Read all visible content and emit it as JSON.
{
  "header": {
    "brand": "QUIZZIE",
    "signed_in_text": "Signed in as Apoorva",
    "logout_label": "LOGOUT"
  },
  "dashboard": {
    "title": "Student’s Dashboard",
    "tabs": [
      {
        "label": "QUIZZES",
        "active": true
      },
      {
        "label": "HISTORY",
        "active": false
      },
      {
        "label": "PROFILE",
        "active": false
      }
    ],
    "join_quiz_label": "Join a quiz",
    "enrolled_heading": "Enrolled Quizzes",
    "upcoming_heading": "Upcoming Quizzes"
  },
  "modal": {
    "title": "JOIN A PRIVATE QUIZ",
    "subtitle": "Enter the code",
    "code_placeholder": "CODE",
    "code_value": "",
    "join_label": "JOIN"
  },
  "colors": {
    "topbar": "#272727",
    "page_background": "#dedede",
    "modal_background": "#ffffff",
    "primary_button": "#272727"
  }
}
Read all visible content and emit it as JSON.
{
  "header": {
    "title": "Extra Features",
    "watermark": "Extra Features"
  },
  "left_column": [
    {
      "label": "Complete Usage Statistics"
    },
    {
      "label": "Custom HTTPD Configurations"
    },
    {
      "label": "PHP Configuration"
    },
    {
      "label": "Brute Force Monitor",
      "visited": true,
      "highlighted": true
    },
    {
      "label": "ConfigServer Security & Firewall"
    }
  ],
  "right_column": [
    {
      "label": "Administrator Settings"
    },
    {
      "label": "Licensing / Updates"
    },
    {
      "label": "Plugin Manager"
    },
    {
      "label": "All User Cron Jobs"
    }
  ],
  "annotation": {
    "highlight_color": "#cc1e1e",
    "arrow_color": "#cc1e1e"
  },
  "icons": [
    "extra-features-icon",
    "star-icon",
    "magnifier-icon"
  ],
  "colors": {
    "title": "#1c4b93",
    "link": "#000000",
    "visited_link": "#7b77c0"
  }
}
= = = = = = =
Problem details: Work out how many lines in the entries hold the string "true". Your answer should consist solely of that number.

Complete response: 3